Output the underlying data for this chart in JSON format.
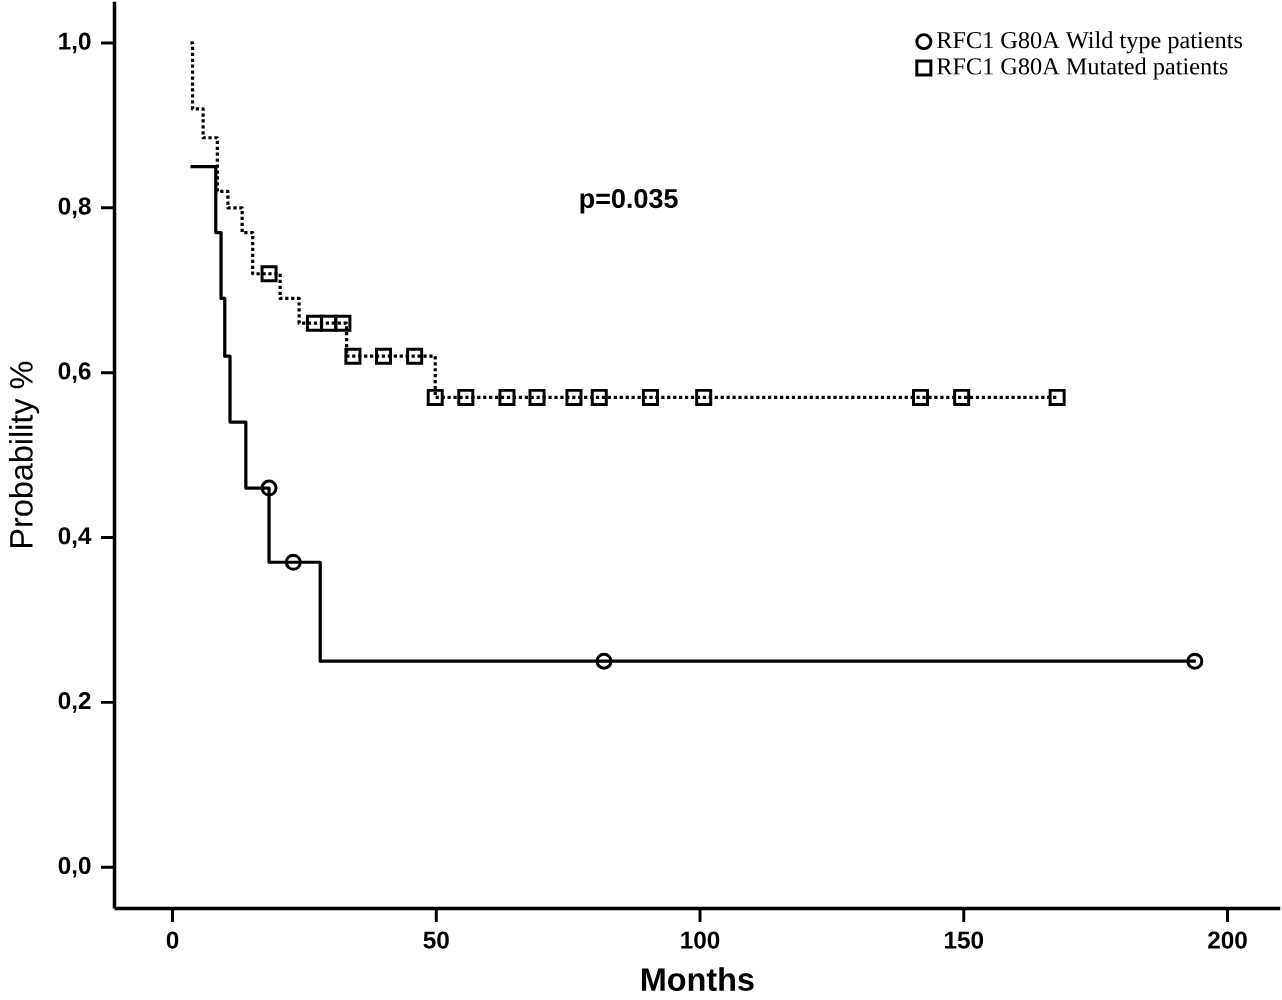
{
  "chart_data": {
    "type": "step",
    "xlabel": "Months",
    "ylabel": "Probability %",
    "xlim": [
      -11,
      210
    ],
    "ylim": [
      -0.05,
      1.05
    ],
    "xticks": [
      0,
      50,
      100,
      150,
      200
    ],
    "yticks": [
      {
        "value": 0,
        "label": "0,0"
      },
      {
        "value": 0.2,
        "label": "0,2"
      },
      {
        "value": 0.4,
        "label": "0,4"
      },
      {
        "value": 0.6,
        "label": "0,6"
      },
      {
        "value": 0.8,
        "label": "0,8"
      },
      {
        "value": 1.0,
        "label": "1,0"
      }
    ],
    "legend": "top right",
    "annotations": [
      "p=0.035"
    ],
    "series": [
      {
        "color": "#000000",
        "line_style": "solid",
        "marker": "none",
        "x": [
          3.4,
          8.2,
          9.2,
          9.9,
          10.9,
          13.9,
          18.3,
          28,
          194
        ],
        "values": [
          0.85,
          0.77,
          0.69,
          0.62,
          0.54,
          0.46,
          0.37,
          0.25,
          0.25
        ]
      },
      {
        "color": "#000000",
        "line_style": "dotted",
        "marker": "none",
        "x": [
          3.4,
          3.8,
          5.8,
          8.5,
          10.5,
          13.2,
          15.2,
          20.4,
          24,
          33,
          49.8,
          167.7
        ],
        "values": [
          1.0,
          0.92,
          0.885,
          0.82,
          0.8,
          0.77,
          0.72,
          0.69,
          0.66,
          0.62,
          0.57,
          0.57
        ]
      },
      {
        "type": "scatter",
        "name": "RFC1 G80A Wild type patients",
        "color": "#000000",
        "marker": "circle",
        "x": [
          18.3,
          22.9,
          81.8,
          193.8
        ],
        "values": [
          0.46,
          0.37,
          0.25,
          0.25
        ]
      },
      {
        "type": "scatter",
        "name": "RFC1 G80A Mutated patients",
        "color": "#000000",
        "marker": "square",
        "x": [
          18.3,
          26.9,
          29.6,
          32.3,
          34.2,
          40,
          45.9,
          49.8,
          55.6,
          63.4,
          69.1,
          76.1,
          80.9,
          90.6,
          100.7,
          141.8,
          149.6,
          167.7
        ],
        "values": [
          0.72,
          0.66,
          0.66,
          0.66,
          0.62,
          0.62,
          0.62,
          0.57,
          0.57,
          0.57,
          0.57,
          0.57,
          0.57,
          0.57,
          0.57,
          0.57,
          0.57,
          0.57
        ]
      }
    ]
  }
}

=-=-=-=-=

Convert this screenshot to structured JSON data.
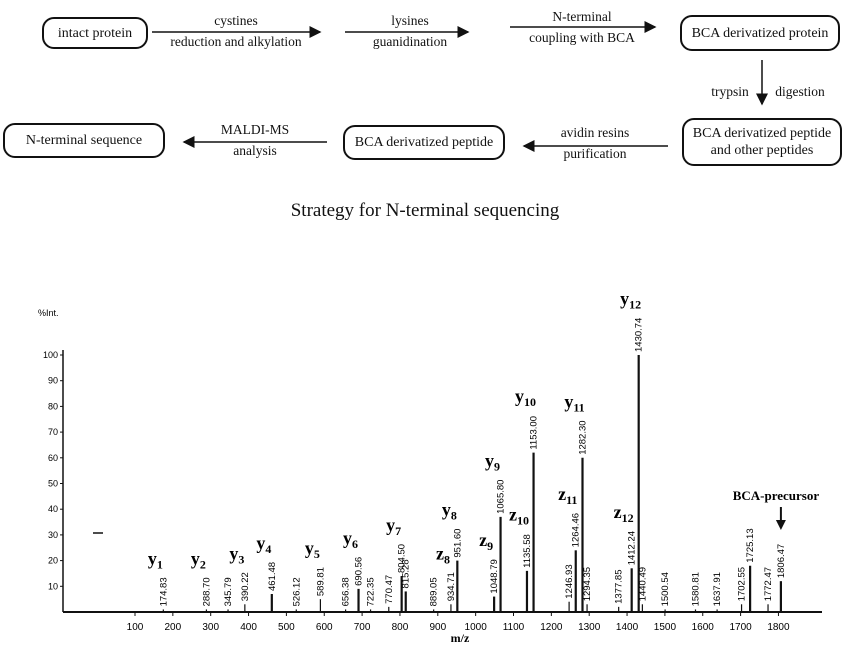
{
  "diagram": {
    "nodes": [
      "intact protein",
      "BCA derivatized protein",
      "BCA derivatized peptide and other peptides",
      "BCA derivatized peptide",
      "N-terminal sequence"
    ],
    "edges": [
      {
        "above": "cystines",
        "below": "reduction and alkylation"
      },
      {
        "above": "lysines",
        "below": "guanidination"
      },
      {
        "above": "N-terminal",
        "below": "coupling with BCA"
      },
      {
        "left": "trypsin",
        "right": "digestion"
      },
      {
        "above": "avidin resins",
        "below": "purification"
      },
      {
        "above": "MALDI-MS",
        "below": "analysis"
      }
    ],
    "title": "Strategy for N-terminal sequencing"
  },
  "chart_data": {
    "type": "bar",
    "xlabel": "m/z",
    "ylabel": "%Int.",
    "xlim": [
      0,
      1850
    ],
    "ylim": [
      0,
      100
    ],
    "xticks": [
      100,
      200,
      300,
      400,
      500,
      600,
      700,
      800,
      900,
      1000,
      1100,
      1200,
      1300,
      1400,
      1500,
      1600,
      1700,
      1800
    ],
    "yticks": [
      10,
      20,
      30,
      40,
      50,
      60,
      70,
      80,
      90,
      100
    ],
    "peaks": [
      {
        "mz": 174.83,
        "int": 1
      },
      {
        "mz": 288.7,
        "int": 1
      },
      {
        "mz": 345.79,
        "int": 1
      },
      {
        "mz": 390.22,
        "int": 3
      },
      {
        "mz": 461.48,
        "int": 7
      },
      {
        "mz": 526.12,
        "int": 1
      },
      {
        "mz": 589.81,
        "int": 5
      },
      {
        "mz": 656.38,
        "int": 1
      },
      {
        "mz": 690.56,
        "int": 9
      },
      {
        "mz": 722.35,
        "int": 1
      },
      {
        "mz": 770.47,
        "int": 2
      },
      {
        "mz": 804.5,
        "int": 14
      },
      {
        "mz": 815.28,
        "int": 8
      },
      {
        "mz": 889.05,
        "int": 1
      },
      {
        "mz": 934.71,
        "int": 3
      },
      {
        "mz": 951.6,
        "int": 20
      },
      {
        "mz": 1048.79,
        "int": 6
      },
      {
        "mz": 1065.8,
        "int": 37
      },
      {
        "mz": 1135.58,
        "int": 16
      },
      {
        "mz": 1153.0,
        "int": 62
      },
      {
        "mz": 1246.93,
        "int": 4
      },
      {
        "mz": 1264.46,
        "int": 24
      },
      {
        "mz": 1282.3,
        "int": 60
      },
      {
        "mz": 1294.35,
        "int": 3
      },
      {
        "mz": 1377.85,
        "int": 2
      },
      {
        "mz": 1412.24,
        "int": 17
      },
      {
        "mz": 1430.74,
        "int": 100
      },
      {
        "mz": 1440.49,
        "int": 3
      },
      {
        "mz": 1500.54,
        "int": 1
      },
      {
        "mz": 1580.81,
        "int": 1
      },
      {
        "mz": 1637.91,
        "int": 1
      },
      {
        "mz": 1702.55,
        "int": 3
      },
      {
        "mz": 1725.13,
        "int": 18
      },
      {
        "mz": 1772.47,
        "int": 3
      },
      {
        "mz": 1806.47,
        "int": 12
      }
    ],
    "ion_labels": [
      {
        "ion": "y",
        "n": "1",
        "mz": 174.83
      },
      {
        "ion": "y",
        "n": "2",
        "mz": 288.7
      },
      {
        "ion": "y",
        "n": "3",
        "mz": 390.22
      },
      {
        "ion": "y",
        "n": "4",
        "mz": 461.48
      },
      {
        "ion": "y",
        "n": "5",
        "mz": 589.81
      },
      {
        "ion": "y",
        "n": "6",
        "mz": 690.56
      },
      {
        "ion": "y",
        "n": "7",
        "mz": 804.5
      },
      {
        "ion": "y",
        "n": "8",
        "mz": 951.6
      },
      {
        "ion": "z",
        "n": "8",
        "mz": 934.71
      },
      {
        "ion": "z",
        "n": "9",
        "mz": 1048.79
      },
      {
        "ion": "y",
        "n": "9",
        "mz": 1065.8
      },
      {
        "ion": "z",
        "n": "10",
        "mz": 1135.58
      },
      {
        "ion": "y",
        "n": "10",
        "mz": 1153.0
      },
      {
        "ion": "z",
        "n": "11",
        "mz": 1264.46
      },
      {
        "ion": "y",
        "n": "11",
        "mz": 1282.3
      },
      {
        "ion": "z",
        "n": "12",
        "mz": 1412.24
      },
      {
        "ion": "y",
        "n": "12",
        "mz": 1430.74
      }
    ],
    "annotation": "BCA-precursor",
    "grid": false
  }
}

=-=-=-=-=

> Action item
The answer is each line in which the word "protein" occurs, copied from the material above.

> Result for this task
      "intact protein",
      "BCA derivatized protein",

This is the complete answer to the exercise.